*Goal:*
Filter the records below and copy every line containing the word "this".

[Entries taken from a collection]
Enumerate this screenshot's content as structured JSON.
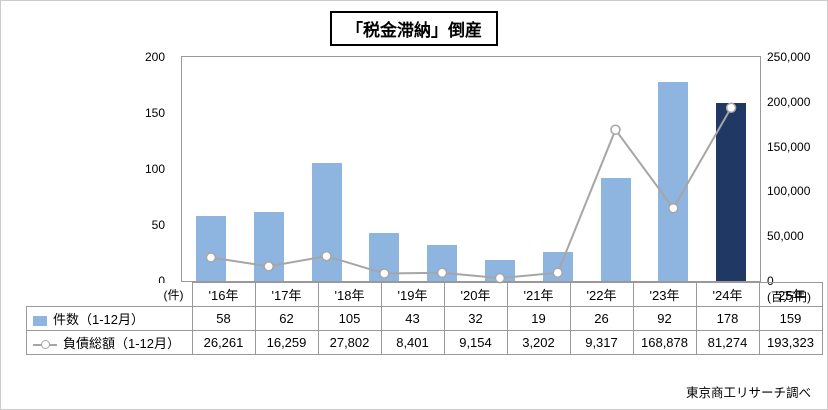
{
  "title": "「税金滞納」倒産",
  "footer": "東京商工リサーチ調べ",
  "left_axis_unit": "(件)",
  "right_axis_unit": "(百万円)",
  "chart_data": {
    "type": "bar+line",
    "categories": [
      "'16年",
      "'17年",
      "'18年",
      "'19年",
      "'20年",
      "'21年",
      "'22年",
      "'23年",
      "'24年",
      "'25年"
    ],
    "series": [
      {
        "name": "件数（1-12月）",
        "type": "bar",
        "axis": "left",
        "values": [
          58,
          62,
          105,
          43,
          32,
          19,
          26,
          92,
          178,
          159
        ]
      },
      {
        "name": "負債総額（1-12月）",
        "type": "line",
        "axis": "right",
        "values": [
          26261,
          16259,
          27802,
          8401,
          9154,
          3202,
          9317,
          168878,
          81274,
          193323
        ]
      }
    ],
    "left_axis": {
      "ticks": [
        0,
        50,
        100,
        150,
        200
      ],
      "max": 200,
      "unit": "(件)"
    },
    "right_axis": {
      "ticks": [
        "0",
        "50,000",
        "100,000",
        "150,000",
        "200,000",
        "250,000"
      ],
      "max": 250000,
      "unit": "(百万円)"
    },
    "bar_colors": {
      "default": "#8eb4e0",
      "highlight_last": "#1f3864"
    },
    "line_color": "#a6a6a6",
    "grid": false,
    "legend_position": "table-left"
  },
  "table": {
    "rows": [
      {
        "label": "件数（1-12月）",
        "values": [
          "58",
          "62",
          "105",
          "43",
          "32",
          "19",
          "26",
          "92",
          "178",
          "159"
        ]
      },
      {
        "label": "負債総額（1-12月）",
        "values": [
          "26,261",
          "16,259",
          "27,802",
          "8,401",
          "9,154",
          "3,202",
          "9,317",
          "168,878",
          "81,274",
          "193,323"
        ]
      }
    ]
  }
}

--

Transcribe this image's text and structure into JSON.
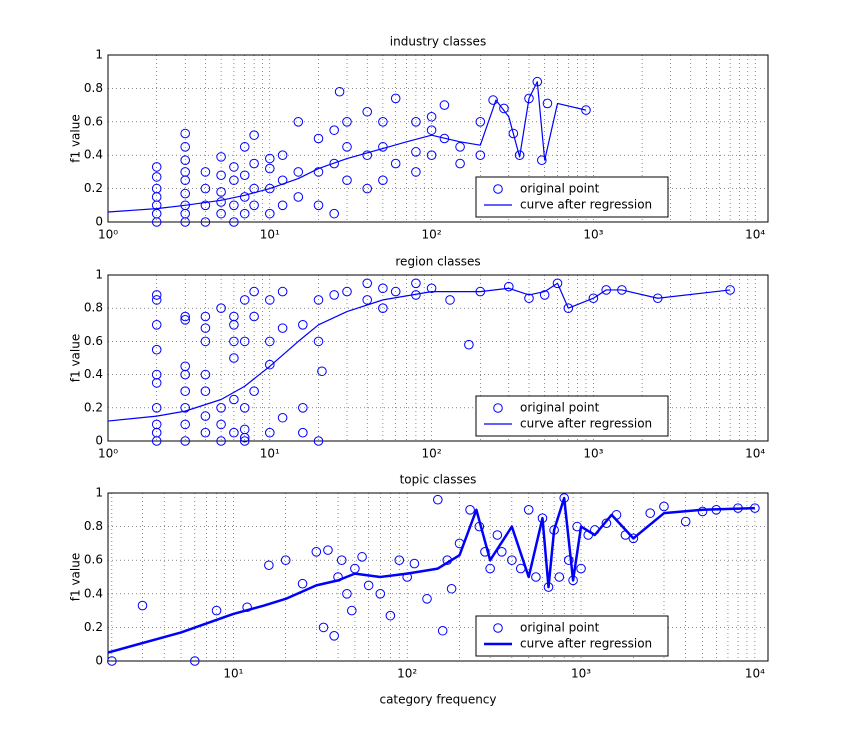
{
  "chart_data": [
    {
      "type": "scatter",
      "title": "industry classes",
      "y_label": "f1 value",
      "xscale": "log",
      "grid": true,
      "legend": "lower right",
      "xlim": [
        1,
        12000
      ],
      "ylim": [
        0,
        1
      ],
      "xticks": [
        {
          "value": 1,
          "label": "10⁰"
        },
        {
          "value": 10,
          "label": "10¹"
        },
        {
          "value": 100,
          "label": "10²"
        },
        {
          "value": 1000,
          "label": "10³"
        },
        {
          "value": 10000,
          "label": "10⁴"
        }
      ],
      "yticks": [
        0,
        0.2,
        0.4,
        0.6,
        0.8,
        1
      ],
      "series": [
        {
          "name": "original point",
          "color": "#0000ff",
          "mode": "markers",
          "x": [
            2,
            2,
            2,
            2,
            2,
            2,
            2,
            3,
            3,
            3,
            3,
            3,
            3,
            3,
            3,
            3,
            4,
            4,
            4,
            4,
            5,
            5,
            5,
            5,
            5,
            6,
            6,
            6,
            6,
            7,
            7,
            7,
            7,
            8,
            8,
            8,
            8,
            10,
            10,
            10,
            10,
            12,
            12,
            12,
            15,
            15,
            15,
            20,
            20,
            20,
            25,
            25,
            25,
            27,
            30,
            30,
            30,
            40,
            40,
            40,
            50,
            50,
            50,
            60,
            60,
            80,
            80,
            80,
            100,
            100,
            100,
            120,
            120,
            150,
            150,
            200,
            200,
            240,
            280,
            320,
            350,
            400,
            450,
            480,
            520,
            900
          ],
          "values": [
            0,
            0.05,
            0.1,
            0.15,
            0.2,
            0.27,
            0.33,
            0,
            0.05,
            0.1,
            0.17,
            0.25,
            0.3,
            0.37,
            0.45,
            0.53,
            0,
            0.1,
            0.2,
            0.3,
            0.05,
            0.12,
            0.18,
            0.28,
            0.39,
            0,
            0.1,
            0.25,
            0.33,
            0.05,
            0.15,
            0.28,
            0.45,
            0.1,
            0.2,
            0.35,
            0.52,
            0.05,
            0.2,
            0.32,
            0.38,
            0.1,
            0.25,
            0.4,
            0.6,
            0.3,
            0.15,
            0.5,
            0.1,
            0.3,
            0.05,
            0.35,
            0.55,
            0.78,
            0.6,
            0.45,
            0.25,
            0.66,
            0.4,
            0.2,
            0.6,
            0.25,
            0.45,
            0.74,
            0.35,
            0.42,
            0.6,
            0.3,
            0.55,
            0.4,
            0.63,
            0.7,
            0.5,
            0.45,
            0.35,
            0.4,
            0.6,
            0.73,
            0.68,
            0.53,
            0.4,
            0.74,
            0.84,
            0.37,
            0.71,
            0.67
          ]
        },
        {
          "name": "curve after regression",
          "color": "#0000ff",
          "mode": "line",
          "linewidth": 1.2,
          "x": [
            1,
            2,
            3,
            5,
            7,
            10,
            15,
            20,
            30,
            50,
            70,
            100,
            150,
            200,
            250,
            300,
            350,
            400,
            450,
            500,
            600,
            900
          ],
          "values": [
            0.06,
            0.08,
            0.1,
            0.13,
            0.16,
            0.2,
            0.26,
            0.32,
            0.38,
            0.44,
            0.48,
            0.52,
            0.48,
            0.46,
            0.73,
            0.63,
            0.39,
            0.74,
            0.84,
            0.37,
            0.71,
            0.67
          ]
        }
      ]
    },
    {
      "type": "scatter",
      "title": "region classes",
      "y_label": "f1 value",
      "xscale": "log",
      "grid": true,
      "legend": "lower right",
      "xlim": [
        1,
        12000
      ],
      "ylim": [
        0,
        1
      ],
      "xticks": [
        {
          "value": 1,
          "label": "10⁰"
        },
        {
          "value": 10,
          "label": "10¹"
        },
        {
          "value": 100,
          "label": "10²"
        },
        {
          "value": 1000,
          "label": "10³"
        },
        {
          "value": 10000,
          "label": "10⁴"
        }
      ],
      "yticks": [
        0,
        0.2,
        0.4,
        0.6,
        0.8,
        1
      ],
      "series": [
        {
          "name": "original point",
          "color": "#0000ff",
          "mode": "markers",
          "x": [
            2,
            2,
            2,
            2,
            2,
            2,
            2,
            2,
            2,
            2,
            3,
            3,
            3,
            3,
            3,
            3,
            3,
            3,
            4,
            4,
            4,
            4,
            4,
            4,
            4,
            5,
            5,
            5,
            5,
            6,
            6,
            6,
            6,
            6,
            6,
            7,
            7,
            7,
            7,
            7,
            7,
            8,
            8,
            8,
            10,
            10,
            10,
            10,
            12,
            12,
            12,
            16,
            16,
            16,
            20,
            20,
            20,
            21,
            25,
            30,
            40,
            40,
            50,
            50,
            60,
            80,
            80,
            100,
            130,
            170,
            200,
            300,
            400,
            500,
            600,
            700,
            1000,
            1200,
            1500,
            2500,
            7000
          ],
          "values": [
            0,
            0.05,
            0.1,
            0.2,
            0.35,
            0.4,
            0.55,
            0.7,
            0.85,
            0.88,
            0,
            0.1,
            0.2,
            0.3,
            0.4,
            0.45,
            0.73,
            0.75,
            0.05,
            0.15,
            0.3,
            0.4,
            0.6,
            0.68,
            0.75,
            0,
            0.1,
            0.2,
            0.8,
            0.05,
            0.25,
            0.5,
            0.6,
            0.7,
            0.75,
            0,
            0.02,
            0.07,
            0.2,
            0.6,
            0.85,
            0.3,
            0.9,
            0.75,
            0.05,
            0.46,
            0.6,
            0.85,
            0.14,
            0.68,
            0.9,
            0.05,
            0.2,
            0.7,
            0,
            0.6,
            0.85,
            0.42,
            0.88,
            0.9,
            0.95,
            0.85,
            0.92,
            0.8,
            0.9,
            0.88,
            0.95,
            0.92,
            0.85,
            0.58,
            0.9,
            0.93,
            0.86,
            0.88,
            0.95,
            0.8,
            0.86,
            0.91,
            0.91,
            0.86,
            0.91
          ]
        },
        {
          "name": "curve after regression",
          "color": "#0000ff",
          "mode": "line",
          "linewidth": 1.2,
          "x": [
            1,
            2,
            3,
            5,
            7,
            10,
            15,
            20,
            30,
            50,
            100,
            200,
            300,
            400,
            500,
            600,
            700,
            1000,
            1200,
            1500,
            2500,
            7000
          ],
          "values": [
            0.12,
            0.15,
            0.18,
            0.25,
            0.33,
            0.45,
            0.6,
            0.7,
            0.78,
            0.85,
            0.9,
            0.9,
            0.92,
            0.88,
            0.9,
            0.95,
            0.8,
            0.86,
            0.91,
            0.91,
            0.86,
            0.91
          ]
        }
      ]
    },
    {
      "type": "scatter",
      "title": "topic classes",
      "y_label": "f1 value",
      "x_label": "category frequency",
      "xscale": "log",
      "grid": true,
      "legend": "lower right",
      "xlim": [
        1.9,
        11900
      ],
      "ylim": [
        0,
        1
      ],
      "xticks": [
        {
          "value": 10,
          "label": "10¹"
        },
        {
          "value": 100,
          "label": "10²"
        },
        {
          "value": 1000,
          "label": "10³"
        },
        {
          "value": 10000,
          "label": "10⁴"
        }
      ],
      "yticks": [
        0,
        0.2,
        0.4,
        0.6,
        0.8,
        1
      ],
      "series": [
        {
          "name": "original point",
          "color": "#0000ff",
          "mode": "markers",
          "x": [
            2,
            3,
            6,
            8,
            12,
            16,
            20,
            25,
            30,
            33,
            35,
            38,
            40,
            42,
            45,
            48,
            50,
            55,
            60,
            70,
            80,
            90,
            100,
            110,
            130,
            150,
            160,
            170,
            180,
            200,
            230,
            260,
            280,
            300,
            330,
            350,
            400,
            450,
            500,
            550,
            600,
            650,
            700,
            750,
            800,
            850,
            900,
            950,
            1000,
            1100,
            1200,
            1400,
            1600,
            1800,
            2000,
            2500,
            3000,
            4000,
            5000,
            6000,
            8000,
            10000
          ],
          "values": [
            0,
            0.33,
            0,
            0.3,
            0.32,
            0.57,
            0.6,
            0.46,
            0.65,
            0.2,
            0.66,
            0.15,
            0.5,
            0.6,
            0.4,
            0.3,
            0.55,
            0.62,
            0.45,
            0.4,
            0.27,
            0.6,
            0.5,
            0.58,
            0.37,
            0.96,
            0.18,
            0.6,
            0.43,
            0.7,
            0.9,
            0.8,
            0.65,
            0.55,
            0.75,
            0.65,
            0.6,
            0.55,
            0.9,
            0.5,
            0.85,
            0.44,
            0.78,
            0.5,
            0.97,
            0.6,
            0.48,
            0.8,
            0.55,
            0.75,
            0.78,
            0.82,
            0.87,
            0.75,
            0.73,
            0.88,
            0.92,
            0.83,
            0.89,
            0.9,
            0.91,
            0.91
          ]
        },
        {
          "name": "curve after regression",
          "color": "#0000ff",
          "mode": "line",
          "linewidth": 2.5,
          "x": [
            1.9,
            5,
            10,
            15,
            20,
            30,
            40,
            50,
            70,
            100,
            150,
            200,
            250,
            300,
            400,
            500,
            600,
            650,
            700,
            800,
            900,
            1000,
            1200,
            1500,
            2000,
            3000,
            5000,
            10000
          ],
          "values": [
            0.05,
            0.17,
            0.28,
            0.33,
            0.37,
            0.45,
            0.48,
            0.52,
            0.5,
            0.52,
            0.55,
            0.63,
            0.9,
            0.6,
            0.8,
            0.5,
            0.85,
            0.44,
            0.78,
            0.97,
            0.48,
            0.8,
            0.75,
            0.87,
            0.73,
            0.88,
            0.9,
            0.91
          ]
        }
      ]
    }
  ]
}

*Task answer:*
Enumerate this screenshot's content as structured JSON.
Transcribe this image's text and structure into JSON.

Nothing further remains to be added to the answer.